>>>>>

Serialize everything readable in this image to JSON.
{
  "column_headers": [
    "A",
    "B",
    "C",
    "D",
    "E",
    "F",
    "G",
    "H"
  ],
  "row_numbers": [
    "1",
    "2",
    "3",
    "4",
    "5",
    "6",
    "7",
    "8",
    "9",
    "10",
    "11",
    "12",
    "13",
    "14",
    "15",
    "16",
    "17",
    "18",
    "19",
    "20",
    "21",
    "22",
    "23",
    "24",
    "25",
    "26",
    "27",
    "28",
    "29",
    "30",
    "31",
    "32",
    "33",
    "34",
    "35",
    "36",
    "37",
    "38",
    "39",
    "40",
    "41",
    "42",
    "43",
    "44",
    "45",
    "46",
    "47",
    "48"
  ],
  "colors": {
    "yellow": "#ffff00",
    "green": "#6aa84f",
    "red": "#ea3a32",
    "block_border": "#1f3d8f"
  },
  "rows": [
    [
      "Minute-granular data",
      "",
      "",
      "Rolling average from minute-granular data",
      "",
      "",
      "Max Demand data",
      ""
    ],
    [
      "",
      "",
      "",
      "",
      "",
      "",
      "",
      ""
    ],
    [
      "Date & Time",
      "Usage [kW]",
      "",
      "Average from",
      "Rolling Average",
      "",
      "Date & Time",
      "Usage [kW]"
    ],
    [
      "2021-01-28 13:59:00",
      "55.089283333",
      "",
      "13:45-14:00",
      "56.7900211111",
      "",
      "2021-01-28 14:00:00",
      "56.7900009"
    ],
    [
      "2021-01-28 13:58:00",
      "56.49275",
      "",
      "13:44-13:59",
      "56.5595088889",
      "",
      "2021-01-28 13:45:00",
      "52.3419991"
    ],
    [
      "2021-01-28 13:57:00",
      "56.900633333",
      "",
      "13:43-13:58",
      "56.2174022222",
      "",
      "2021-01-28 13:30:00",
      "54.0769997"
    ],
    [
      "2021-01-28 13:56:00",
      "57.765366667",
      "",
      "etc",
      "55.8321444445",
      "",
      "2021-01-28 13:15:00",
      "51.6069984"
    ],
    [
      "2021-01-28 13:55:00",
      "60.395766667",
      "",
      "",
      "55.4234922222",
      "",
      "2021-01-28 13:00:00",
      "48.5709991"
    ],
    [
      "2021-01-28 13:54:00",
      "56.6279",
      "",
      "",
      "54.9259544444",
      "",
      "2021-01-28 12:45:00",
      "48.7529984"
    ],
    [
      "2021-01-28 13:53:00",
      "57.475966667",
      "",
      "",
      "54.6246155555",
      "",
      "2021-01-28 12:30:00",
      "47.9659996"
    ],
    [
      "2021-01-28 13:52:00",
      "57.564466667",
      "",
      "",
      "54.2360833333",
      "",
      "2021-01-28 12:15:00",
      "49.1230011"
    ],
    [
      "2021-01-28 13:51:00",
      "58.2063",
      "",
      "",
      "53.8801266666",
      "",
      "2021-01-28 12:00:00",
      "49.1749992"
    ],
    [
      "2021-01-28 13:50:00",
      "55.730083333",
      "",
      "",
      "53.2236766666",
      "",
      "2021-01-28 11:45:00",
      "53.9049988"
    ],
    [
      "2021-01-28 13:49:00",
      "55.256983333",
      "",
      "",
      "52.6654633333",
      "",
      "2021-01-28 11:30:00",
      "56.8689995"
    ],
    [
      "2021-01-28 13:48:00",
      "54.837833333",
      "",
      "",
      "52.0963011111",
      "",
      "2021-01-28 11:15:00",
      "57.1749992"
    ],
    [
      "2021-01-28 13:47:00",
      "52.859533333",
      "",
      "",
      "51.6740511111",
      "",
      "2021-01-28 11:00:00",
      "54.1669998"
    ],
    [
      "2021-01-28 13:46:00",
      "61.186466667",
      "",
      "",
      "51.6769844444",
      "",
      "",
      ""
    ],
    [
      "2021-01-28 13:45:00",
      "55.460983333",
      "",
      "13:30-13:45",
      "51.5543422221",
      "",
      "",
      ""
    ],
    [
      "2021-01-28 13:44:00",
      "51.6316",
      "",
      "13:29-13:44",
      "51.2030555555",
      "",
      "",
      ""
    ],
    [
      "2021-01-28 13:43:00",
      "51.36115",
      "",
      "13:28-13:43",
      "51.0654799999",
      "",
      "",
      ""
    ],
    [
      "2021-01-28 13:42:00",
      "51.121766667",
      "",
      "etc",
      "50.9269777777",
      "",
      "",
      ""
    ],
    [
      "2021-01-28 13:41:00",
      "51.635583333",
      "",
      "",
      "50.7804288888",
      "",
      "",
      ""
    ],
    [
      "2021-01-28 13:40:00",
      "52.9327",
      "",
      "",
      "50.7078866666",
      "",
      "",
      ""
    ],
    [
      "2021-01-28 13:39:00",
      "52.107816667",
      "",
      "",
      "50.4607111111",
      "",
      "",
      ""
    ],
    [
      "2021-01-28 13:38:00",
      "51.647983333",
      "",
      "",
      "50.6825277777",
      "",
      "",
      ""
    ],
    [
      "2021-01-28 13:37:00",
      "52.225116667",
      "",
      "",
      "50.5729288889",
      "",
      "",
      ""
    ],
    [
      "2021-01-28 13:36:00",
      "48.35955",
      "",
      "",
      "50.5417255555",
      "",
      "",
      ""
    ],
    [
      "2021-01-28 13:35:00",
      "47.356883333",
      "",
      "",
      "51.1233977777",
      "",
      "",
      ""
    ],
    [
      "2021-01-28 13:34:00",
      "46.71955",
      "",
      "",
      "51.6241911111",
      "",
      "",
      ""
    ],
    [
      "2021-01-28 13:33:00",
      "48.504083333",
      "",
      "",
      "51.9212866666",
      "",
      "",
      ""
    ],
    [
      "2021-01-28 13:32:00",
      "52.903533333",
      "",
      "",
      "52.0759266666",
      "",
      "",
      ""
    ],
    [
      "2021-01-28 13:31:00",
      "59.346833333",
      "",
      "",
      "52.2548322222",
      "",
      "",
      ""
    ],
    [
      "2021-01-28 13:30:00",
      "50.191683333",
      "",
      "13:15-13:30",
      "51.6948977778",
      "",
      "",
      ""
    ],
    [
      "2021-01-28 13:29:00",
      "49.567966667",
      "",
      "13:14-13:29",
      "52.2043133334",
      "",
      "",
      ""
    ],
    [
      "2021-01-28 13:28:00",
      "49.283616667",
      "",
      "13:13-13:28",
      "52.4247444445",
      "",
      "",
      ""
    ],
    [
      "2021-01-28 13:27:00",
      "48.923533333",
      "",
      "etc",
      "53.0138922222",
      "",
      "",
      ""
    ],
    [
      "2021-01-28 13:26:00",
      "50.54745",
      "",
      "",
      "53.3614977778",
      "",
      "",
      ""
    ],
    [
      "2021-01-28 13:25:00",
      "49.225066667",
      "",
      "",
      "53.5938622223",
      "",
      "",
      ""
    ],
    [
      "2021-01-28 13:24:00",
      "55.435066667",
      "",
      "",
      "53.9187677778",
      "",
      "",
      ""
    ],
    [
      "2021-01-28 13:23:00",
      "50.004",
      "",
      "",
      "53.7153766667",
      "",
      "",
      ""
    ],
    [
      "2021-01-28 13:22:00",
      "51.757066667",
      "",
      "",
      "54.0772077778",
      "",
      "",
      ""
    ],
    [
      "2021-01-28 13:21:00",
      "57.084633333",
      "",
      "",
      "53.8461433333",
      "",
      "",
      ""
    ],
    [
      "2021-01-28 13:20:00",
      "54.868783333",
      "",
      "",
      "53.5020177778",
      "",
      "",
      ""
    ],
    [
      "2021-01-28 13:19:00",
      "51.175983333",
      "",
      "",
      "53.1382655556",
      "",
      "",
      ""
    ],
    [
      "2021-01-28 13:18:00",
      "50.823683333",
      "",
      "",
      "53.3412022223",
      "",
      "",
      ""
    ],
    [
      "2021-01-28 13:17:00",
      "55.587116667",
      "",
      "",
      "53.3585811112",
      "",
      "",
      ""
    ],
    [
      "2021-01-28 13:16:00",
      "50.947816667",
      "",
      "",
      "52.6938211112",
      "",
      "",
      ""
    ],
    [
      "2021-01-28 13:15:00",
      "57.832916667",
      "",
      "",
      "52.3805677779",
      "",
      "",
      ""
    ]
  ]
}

<<<<<

* _The request_: Search the lines above for the string "data" and copy each line that has it.

* _Task result_:
      "Minute-granular data",
      "Rolling average from minute-granular data",
      "Max Demand data",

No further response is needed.